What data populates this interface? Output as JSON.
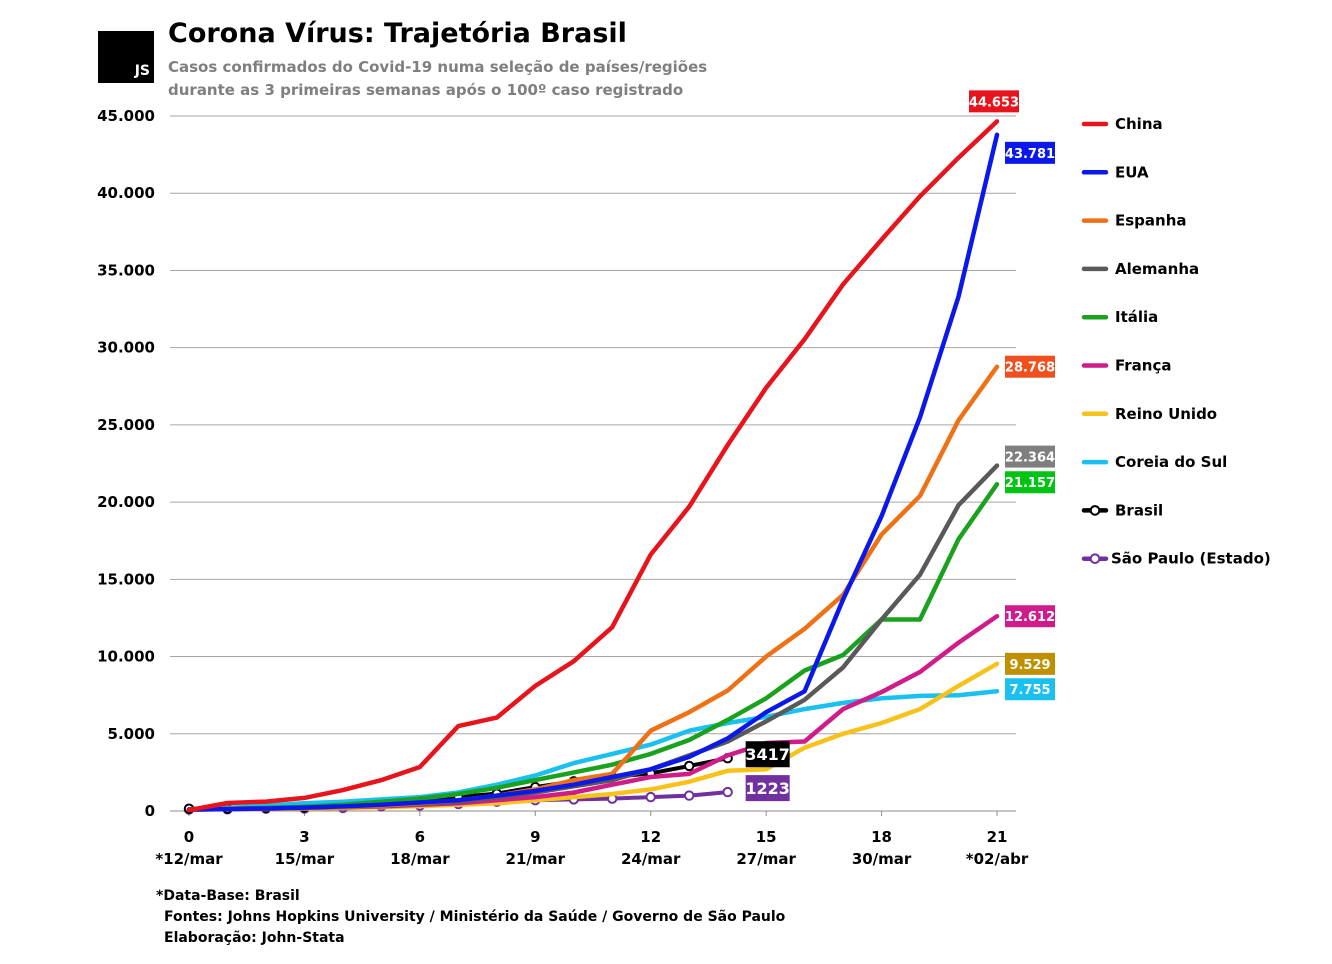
{
  "header": {
    "logo_text": "JS",
    "title": "Corona Vírus: Trajetória Brasil",
    "subtitle": "Casos confirmados do Covid-19 numa seleção de países/regiões durante as 3 primeiras semanas após o 100º caso registrado"
  },
  "footer": {
    "line1": "*Data-Base: Brasil",
    "line2": "Fontes: Johns Hopkins University / Ministério da Saúde / Governo de São Paulo",
    "line3": "Elaboração: John-Stata"
  },
  "chart_data": {
    "type": "line",
    "title": "Corona Vírus: Trajetória Brasil",
    "xlabel": "",
    "ylabel": "",
    "xlim": [
      0,
      21
    ],
    "ylim": [
      0,
      45000
    ],
    "grid": "horizontal",
    "legend_position": "right",
    "x_ticks": [
      {
        "x": 0,
        "day": "0",
        "date": "*12/mar"
      },
      {
        "x": 3,
        "day": "3",
        "date": "15/mar"
      },
      {
        "x": 6,
        "day": "6",
        "date": "18/mar"
      },
      {
        "x": 9,
        "day": "9",
        "date": "21/mar"
      },
      {
        "x": 12,
        "day": "12",
        "date": "24/mar"
      },
      {
        "x": 15,
        "day": "15",
        "date": "27/mar"
      },
      {
        "x": 18,
        "day": "18",
        "date": "30/mar"
      },
      {
        "x": 21,
        "day": "21",
        "date": "*02/abr"
      }
    ],
    "y_ticks": [
      {
        "value": 0,
        "label": "0"
      },
      {
        "value": 5000,
        "label": "5.000"
      },
      {
        "value": 10000,
        "label": "10.000"
      },
      {
        "value": 15000,
        "label": "15.000"
      },
      {
        "value": 20000,
        "label": "20.000"
      },
      {
        "value": 25000,
        "label": "25.000"
      },
      {
        "value": 30000,
        "label": "30.000"
      },
      {
        "value": 35000,
        "label": "35.000"
      },
      {
        "value": 40000,
        "label": "40.000"
      },
      {
        "value": 45000,
        "label": "45.000"
      }
    ],
    "series": [
      {
        "name": "China",
        "color": "#e8141c",
        "marker": "none",
        "end_label": "44.653",
        "label_color": "#e8141c",
        "values": [
          60,
          520,
          610,
          850,
          1350,
          2000,
          2850,
          5500,
          6050,
          8100,
          9700,
          11900,
          16600,
          19700,
          23700,
          27400,
          30550,
          34100,
          37000,
          39800,
          42300,
          44653
        ]
      },
      {
        "name": "EUA",
        "color": "#0a19ea",
        "marker": "none",
        "end_label": "43.781",
        "label_color": "#0a19ea",
        "values": [
          100,
          120,
          160,
          220,
          300,
          400,
          550,
          700,
          1000,
          1300,
          1700,
          2200,
          2700,
          3500,
          4700,
          6400,
          7750,
          13700,
          19100,
          25500,
          33300,
          43781
        ]
      },
      {
        "name": "Espanha",
        "color": "#ef7116",
        "marker": "none",
        "end_label": "28.768",
        "label_color": "#f24f1e",
        "values": [
          100,
          130,
          160,
          200,
          260,
          350,
          500,
          700,
          1000,
          1400,
          2000,
          2400,
          5200,
          6400,
          7800,
          10000,
          11800,
          14000,
          17900,
          20400,
          25300,
          28768
        ]
      },
      {
        "name": "Alemanha",
        "color": "#595959",
        "marker": "none",
        "end_label": "22.364",
        "label_color": "#7f7f7f",
        "values": [
          100,
          120,
          160,
          200,
          250,
          330,
          450,
          600,
          900,
          1200,
          1600,
          2000,
          2700,
          3600,
          4500,
          5800,
          7200,
          9300,
          12400,
          15300,
          19800,
          22364
        ]
      },
      {
        "name": "Itália",
        "color": "#1aa21f",
        "marker": "none",
        "end_label": "21.157",
        "label_color": "#00c316",
        "values": [
          100,
          150,
          200,
          280,
          400,
          600,
          800,
          1100,
          1500,
          2000,
          2500,
          3000,
          3700,
          4600,
          5900,
          7300,
          9100,
          10100,
          12400,
          12400,
          17600,
          21157
        ]
      },
      {
        "name": "França",
        "color": "#d01c8b",
        "marker": "none",
        "end_label": "12.612",
        "label_color": "#d01c8b",
        "values": [
          100,
          120,
          150,
          200,
          250,
          300,
          400,
          500,
          700,
          900,
          1200,
          1700,
          2200,
          2400,
          3600,
          4400,
          4500,
          6600,
          7700,
          9000,
          10900,
          12612
        ]
      },
      {
        "name": "Reino Unido",
        "color": "#f8c21c",
        "marker": "none",
        "end_label": "9.529",
        "label_color": "#bf9000",
        "values": [
          100,
          110,
          130,
          160,
          190,
          250,
          320,
          400,
          500,
          700,
          900,
          1100,
          1400,
          1900,
          2600,
          2700,
          4100,
          5000,
          5700,
          6600,
          8100,
          9529
        ]
      },
      {
        "name": "Coreia do Sul",
        "color": "#1ac0f0",
        "marker": "none",
        "end_label": "7.755",
        "label_color": "#1ac0f0",
        "values": [
          100,
          200,
          350,
          500,
          600,
          750,
          900,
          1200,
          1700,
          2300,
          3100,
          3700,
          4300,
          5200,
          5700,
          6100,
          6600,
          7000,
          7300,
          7450,
          7500,
          7755
        ]
      },
      {
        "name": "Brasil",
        "color": "#000000",
        "marker": "open-circle",
        "end_label": "3417",
        "label_color": "#000000",
        "values": [
          151,
          151,
          200,
          234,
          346,
          529,
          640,
          904,
          1128,
          1546,
          1924,
          2201,
          2433,
          2915,
          3417
        ]
      },
      {
        "name": "São Paulo (Estado)",
        "color": "#7030a0",
        "marker": "open-circle",
        "end_label": "1223",
        "label_color": "#7030a0",
        "values": [
          100,
          110,
          150,
          160,
          200,
          300,
          350,
          450,
          600,
          700,
          750,
          800,
          900,
          1000,
          1223
        ]
      }
    ]
  }
}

# WHAT NEEDS TO BE DONE
Give every line of the material that includes the string "name".

# TASK SOLUTION
        "name": "China",
        "name": "EUA",
        "name": "Espanha",
        "name": "Alemanha",
        "name": "Itália",
        "name": "França",
        "name": "Reino Unido",
        "name": "Coreia do Sul",
        "name": "Brasil",
        "name": "São Paulo (Estado)",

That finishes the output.